**Directions for this task**
For each line that holds "اعتبارا", copy the line out.

**Supplied entries**
··········
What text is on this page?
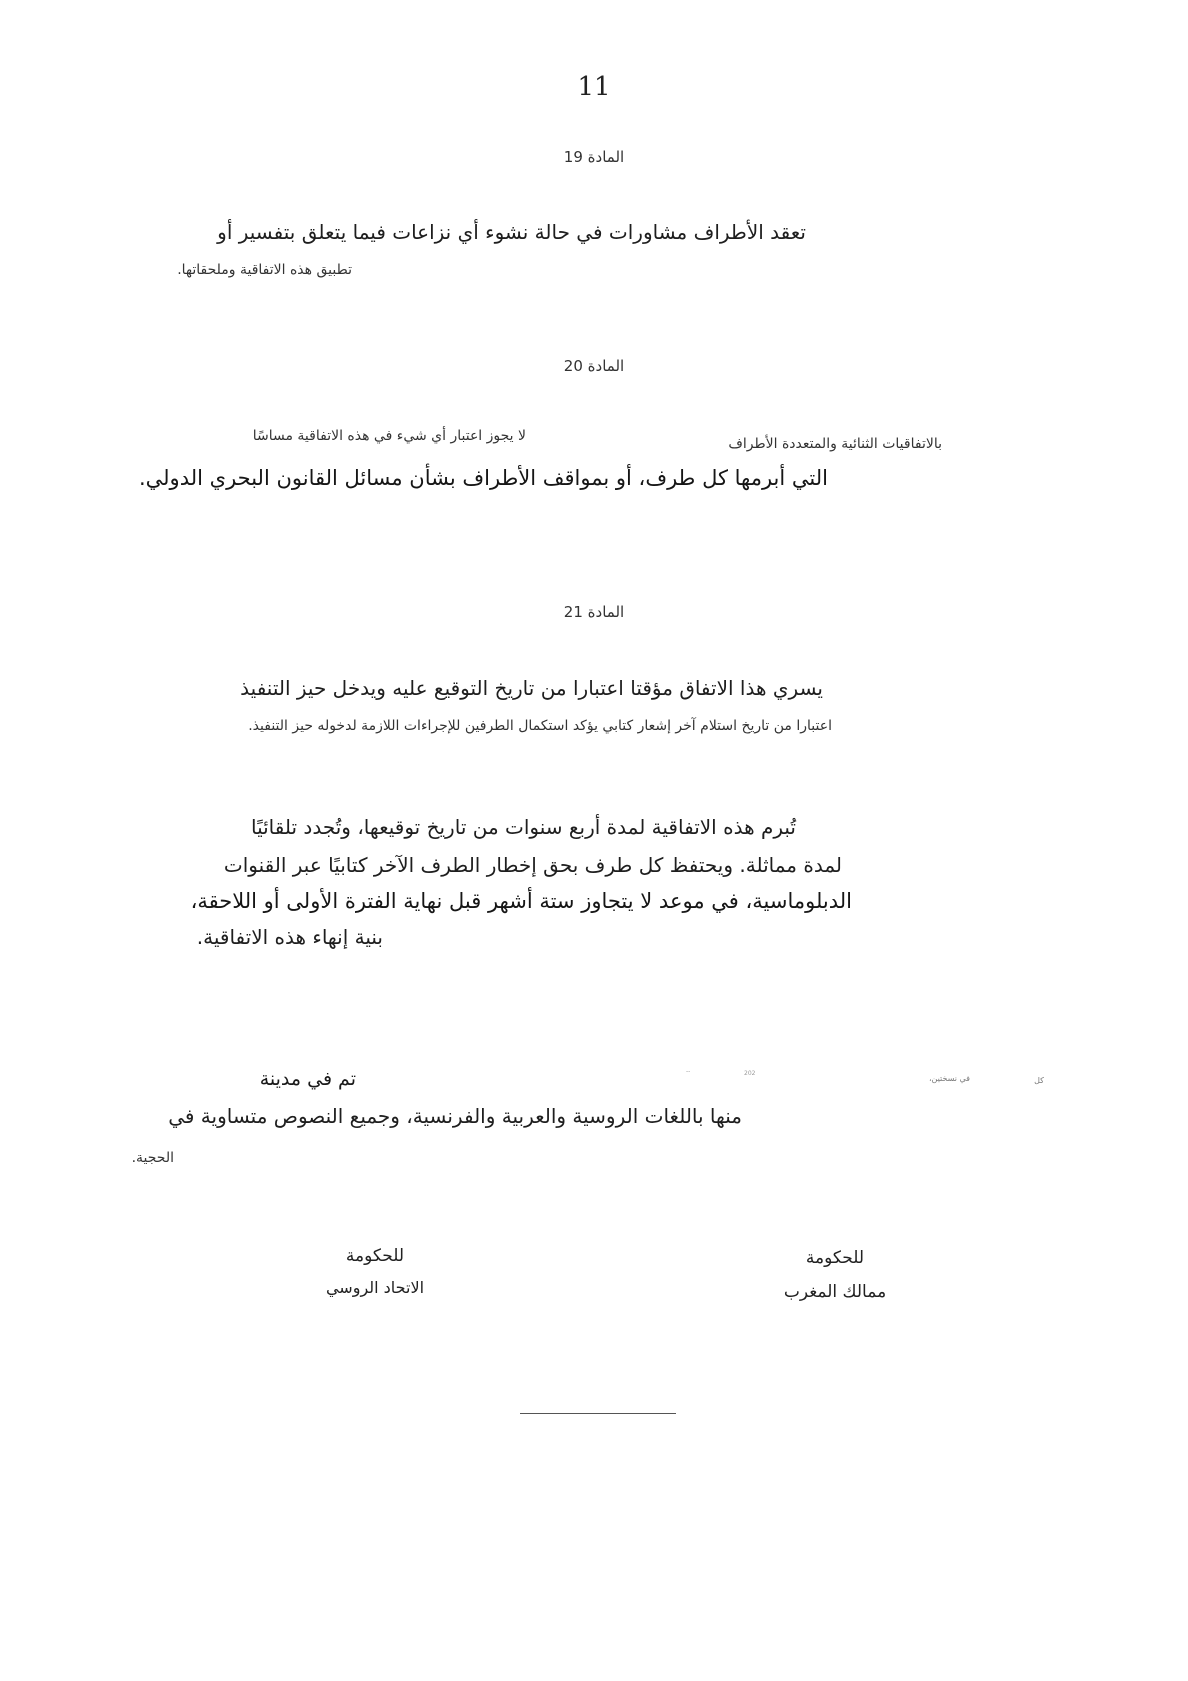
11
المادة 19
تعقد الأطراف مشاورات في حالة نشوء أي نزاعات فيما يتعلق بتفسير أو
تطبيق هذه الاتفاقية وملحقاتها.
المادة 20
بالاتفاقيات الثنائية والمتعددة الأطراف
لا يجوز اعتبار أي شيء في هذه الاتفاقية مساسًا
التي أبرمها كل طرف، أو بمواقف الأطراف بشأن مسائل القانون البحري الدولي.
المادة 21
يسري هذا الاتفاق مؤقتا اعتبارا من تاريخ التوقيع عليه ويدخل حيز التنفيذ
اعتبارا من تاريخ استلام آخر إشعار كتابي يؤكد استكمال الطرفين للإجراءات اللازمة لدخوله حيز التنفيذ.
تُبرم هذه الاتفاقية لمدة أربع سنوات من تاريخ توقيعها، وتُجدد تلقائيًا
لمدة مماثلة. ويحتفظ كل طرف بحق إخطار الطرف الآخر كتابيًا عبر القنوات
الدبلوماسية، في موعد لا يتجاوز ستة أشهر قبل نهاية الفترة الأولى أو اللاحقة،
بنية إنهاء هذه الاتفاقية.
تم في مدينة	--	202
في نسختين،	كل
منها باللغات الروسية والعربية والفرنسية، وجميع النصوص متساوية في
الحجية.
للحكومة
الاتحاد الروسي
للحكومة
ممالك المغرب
··········
**The reply**
يسري هذا الاتفاق مؤقتا اعتبارا من تاريخ التوقيع عليه ويدخل حيز التنفيذ
اعتبارا من تاريخ استلام آخر إشعار كتابي يؤكد استكمال الطرفين للإجراءات اللازمة لدخوله حيز التنفيذ.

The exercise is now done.